## Objective
Output every record below exactly as it appears.

## Given data
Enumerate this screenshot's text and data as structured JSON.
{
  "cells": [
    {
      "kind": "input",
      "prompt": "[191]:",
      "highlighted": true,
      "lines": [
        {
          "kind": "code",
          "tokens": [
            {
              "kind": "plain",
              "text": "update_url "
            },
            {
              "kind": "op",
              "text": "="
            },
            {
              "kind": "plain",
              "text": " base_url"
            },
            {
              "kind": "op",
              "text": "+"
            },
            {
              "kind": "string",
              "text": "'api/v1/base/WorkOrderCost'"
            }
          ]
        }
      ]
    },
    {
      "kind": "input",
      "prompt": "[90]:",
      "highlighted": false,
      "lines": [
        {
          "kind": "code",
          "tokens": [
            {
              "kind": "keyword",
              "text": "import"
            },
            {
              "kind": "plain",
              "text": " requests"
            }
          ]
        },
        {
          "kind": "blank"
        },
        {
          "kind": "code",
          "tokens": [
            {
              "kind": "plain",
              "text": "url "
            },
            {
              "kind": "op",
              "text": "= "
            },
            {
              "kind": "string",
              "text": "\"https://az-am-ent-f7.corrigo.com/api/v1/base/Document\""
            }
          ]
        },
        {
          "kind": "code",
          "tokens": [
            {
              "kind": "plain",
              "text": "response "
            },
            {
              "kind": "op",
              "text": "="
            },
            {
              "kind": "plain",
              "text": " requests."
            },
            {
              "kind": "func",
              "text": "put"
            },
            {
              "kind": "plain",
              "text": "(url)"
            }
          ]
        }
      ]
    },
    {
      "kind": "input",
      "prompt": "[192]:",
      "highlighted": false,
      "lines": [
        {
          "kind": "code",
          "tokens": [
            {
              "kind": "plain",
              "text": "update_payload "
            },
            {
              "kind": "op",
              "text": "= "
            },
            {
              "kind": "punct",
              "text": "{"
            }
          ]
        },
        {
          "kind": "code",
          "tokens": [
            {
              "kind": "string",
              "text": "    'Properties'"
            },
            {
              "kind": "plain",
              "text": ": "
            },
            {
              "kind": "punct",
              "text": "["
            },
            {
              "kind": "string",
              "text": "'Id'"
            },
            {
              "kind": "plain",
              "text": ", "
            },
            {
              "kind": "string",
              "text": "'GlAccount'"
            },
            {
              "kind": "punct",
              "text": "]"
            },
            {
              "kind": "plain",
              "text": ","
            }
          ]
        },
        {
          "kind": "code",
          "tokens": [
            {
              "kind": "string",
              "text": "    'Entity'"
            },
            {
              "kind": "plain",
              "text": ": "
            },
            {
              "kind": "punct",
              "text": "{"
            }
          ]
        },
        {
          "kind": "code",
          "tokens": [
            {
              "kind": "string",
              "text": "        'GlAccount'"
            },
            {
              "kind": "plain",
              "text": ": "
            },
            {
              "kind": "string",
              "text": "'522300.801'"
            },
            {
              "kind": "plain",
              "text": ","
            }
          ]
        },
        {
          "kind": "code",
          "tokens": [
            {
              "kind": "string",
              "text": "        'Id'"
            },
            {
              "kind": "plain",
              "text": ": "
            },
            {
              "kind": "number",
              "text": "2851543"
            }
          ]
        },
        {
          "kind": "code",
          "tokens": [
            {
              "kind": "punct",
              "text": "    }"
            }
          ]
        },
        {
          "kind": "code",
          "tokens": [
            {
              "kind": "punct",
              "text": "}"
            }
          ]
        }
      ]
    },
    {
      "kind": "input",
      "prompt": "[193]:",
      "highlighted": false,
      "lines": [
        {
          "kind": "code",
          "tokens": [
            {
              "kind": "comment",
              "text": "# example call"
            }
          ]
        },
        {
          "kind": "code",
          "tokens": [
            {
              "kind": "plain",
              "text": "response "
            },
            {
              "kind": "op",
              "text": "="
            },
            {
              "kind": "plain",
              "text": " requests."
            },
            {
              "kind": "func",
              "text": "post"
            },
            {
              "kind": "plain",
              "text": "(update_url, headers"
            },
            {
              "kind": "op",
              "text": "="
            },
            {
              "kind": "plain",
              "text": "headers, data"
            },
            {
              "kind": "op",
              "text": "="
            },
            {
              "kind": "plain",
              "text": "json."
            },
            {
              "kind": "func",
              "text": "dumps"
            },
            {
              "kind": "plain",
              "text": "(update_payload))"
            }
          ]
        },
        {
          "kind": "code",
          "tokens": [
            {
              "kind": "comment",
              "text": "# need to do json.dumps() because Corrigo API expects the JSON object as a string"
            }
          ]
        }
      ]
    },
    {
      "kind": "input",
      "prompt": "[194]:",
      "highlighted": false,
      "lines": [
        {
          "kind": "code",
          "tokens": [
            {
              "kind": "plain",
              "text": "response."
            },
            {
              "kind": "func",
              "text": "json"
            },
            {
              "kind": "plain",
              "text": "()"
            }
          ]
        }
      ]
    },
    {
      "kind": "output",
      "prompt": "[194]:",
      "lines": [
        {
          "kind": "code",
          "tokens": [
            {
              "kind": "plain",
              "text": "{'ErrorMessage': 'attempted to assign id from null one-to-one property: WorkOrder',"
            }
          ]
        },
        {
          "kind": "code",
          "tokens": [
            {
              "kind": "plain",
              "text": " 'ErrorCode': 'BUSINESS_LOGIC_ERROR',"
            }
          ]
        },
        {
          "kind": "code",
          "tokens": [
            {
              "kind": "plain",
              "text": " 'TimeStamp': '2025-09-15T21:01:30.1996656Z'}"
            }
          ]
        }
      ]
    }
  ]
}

## Exercise result
Enumerate this screenshot's text and data as structured JSON.
{
  "cells": [
    {
      "kind": "input",
      "prompt": "[191]:",
      "highlighted": true,
      "lines": [
        {
          "kind": "code",
          "tokens": [
            {
              "kind": "plain",
              "text": "update_url "
            },
            {
              "kind": "op",
              "text": "="
            },
            {
              "kind": "plain",
              "text": " base_url"
            },
            {
              "kind": "op",
              "text": "+"
            },
            {
              "kind": "string",
              "text": "'api/v1/base/WorkOrderCost'"
            }
          ]
        }
      ]
    },
    {
      "kind": "input",
      "prompt": "[90]:",
      "highlighted": false,
      "lines": [
        {
          "kind": "code",
          "tokens": [
            {
              "kind": "keyword",
              "text": "import"
            },
            {
              "kind": "plain",
              "text": " requests"
            }
          ]
        },
        {
          "kind": "blank"
        },
        {
          "kind": "code",
          "tokens": [
            {
              "kind": "plain",
              "text": "url "
            },
            {
              "kind": "op",
              "text": "= "
            },
            {
              "kind": "string",
              "text": "\"https://az-am-ent-f7.corrigo.com/api/v1/base/Document\""
            }
          ]
        },
        {
          "kind": "code",
          "tokens": [
            {
              "kind": "plain",
              "text": "response "
            },
            {
              "kind": "op",
              "text": "="
            },
            {
              "kind": "plain",
              "text": " requests."
            },
            {
              "kind": "func",
              "text": "put"
            },
            {
              "kind": "plain",
              "text": "(url)"
            }
          ]
        }
      ]
    },
    {
      "kind": "input",
      "prompt": "[192]:",
      "highlighted": false,
      "lines": [
        {
          "kind": "code",
          "tokens": [
            {
              "kind": "plain",
              "text": "update_payload "
            },
            {
              "kind": "op",
              "text": "= "
            },
            {
              "kind": "punct",
              "text": "{"
            }
          ]
        },
        {
          "kind": "code",
          "tokens": [
            {
              "kind": "string",
              "text": "    'Properties'"
            },
            {
              "kind": "plain",
              "text": ": "
            },
            {
              "kind": "punct",
              "text": "["
            },
            {
              "kind": "string",
              "text": "'Id'"
            },
            {
              "kind": "plain",
              "text": ", "
            },
            {
              "kind": "string",
              "text": "'GlAccount'"
            },
            {
              "kind": "punct",
              "text": "]"
            },
            {
              "kind": "plain",
              "text": ","
            }
          ]
        },
        {
          "kind": "code",
          "tokens": [
            {
              "kind": "string",
              "text": "    'Entity'"
            },
            {
              "kind": "plain",
              "text": ": "
            },
            {
              "kind": "punct",
              "text": "{"
            }
          ]
        },
        {
          "kind": "code",
          "tokens": [
            {
              "kind": "string",
              "text": "        'GlAccount'"
            },
            {
              "kind": "plain",
              "text": ": "
            },
            {
              "kind": "string",
              "text": "'522300.801'"
            },
            {
              "kind": "plain",
              "text": ","
            }
          ]
        },
        {
          "kind": "code",
          "tokens": [
            {
              "kind": "string",
              "text": "        'Id'"
            },
            {
              "kind": "plain",
              "text": ": "
            },
            {
              "kind": "number",
              "text": "2851543"
            }
          ]
        },
        {
          "kind": "code",
          "tokens": [
            {
              "kind": "punct",
              "text": "    }"
            }
          ]
        },
        {
          "kind": "code",
          "tokens": [
            {
              "kind": "punct",
              "text": "}"
            }
          ]
        }
      ]
    },
    {
      "kind": "input",
      "prompt": "[193]:",
      "highlighted": false,
      "lines": [
        {
          "kind": "code",
          "tokens": [
            {
              "kind": "comment",
              "text": "# example call"
            }
          ]
        },
        {
          "kind": "code",
          "tokens": [
            {
              "kind": "plain",
              "text": "response "
            },
            {
              "kind": "op",
              "text": "="
            },
            {
              "kind": "plain",
              "text": " requests."
            },
            {
              "kind": "func",
              "text": "post"
            },
            {
              "kind": "plain",
              "text": "(update_url, headers"
            },
            {
              "kind": "op",
              "text": "="
            },
            {
              "kind": "plain",
              "text": "headers, data"
            },
            {
              "kind": "op",
              "text": "="
            },
            {
              "kind": "plain",
              "text": "json."
            },
            {
              "kind": "func",
              "text": "dumps"
            },
            {
              "kind": "plain",
              "text": "(update_payload))"
            }
          ]
        },
        {
          "kind": "code",
          "tokens": [
            {
              "kind": "comment",
              "text": "# need to do json.dumps() because Corrigo API expects the JSON object as a string"
            }
          ]
        }
      ]
    },
    {
      "kind": "input",
      "prompt": "[194]:",
      "highlighted": false,
      "lines": [
        {
          "kind": "code",
          "tokens": [
            {
              "kind": "plain",
              "text": "response."
            },
            {
              "kind": "func",
              "text": "json"
            },
            {
              "kind": "plain",
              "text": "()"
            }
          ]
        }
      ]
    },
    {
      "kind": "output",
      "prompt": "[194]:",
      "lines": [
        {
          "kind": "code",
          "tokens": [
            {
              "kind": "plain",
              "text": "{'ErrorMessage': 'attempted to assign id from null one-to-one property: WorkOrder',"
            }
          ]
        },
        {
          "kind": "code",
          "tokens": [
            {
              "kind": "plain",
              "text": " 'ErrorCode': 'BUSINESS_LOGIC_ERROR',"
            }
          ]
        },
        {
          "kind": "code",
          "tokens": [
            {
              "kind": "plain",
              "text": " 'TimeStamp': '2025-09-15T21:01:30.1996656Z'}"
            }
          ]
        }
      ]
    }
  ]
}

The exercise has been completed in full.